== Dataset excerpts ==
────────────────

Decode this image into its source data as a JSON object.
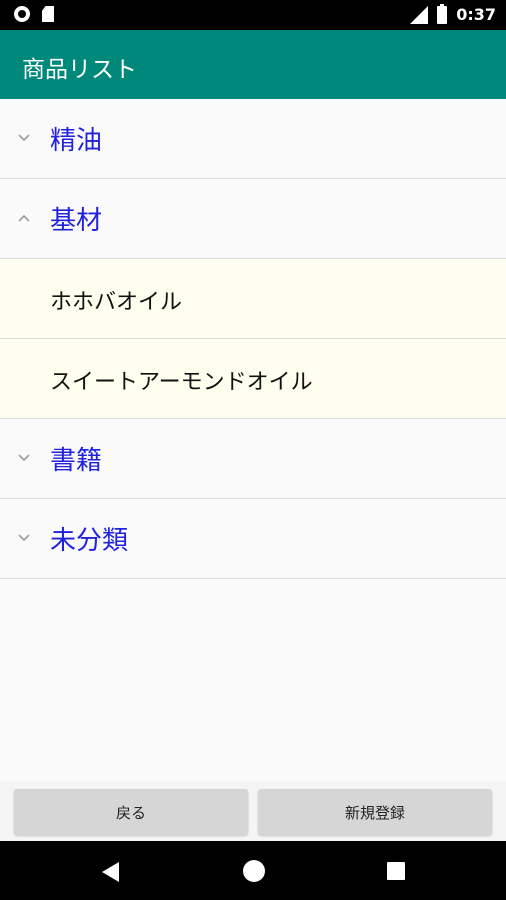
{
  "status_bar": {
    "time": "0:37",
    "icons": [
      "record-icon",
      "sd-card-icon",
      "signal-icon",
      "battery-icon"
    ]
  },
  "app_bar": {
    "title": "商品リスト",
    "color": "#00897b"
  },
  "list": {
    "rows": [
      {
        "label": "精油",
        "type": "group",
        "expanded": false,
        "icon": "chevron-down-icon"
      },
      {
        "label": "基材",
        "type": "group",
        "expanded": true,
        "icon": "chevron-up-icon"
      },
      {
        "label": "ホホバオイル",
        "type": "item"
      },
      {
        "label": "スイートアーモンドオイル",
        "type": "item"
      },
      {
        "label": "書籍",
        "type": "group",
        "expanded": false,
        "icon": "chevron-down-icon"
      },
      {
        "label": "未分類",
        "type": "group",
        "expanded": false,
        "icon": "chevron-down-icon"
      }
    ],
    "group_color": "#2222dd",
    "item_background": "#fffff0"
  },
  "buttons": {
    "back_label": "戻る",
    "register_label": "新規登録"
  },
  "nav_bar": {
    "icons": [
      "back-triangle-icon",
      "home-circle-icon",
      "recent-square-icon"
    ]
  }
}
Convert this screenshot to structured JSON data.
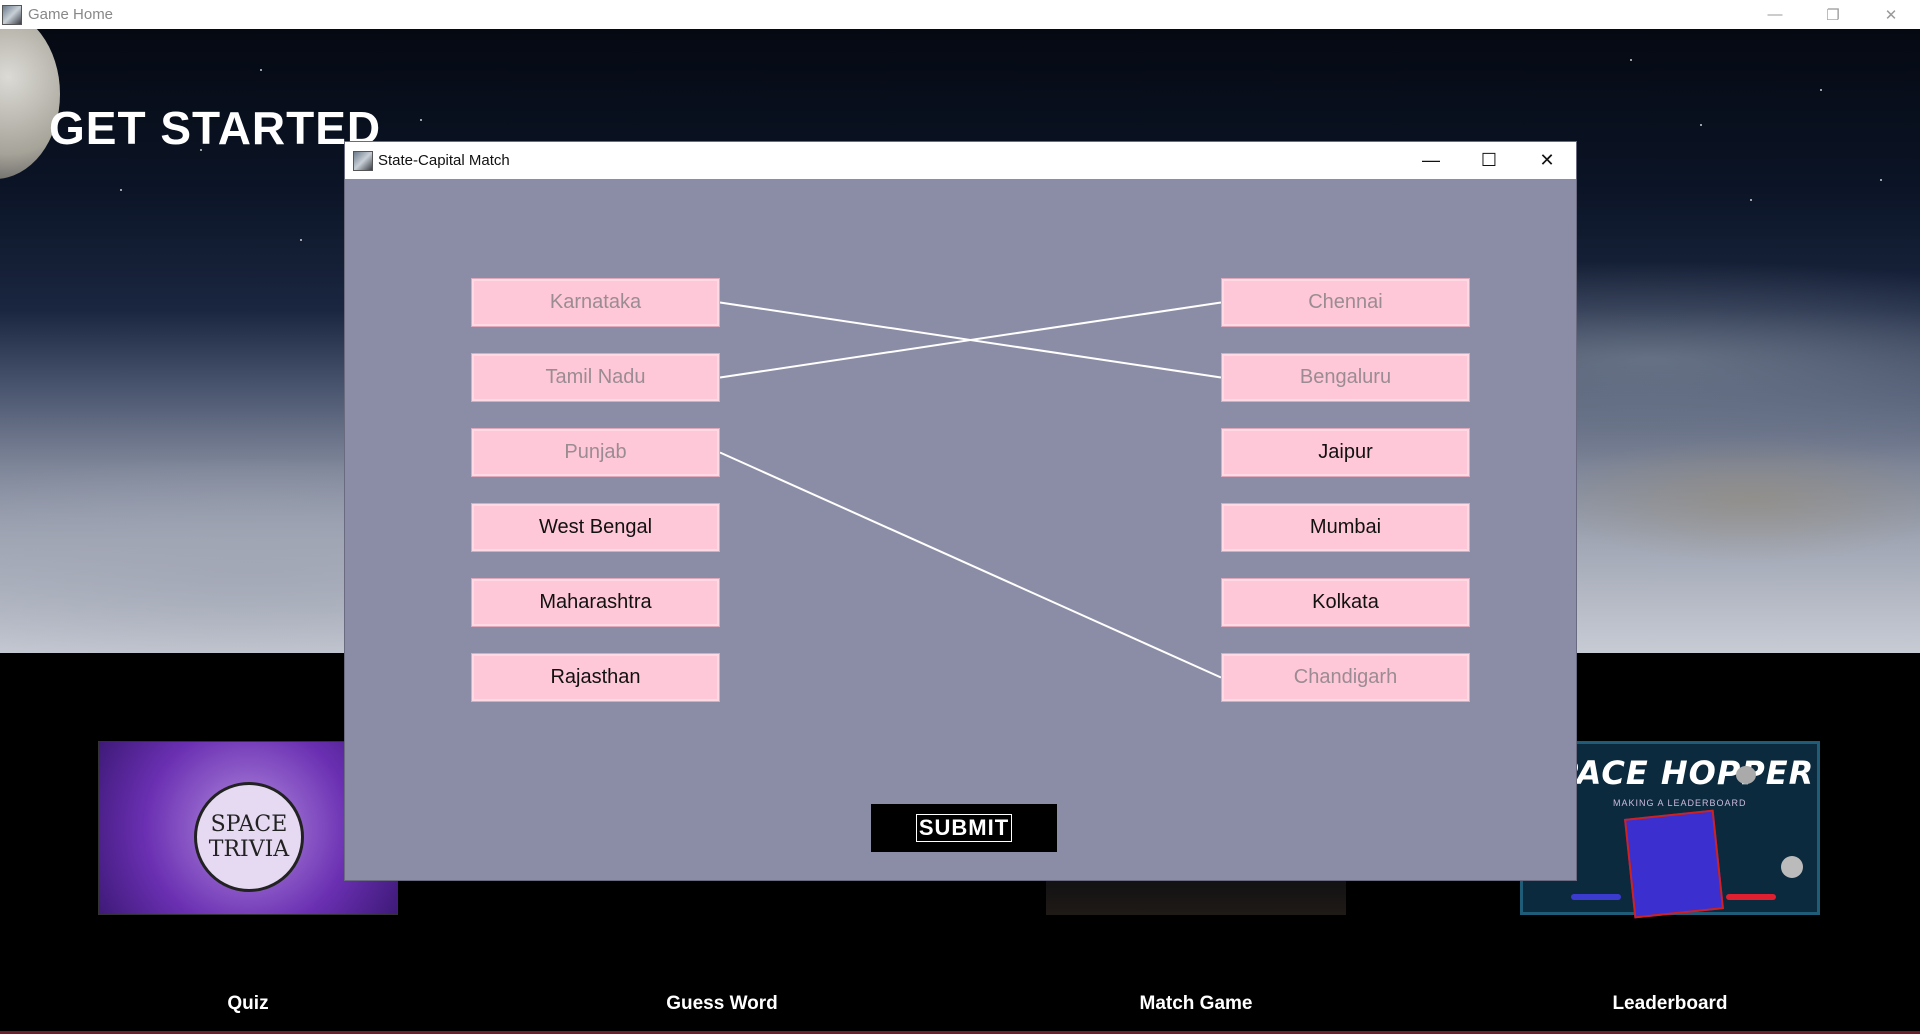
{
  "main_window": {
    "title": "Game Home",
    "controls": {
      "minimize": "—",
      "restore": "❐",
      "close": "✕"
    }
  },
  "hero": {
    "heading": "GET STARTED"
  },
  "tiles": [
    {
      "label": "Quiz",
      "image_text": [
        "SPACE",
        "TRIVIA"
      ]
    },
    {
      "label": "Guess Word"
    },
    {
      "label": "Match Game"
    },
    {
      "label": "Leaderboard",
      "image_text": "SPACE HOPPER",
      "image_subtext": "MAKING A LEADERBOARD"
    }
  ],
  "dialog": {
    "title": "State-Capital Match",
    "controls": {
      "minimize": "—",
      "maximize": "☐",
      "close": "✕"
    },
    "states": [
      {
        "label": "Karnataka",
        "matched": true
      },
      {
        "label": "Tamil Nadu",
        "matched": true
      },
      {
        "label": "Punjab",
        "matched": true
      },
      {
        "label": "West Bengal",
        "matched": false
      },
      {
        "label": "Maharashtra",
        "matched": false
      },
      {
        "label": "Rajasthan",
        "matched": false
      }
    ],
    "capitals": [
      {
        "label": "Chennai",
        "matched": true
      },
      {
        "label": "Bengaluru",
        "matched": true
      },
      {
        "label": "Jaipur",
        "matched": false
      },
      {
        "label": "Mumbai",
        "matched": false
      },
      {
        "label": "Kolkata",
        "matched": false
      },
      {
        "label": "Chandigarh",
        "matched": true
      }
    ],
    "connections": [
      {
        "state": "Karnataka",
        "capital": "Bengaluru"
      },
      {
        "state": "Tamil Nadu",
        "capital": "Chennai"
      },
      {
        "state": "Punjab",
        "capital": "Chandigarh"
      }
    ],
    "line_color": "#ffffff",
    "submit_label": "SUBMIT"
  },
  "colors": {
    "dialog_bg": "#8b8da6",
    "button_pink": "#ffc8d8",
    "matched_text": "#9a8c92"
  }
}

────────────────

Locate the lines above that hold the word "Bengaluru". Show every one of them.

== Completed task ==
        "label": "Bengaluru",
        "capital": "Bengaluru"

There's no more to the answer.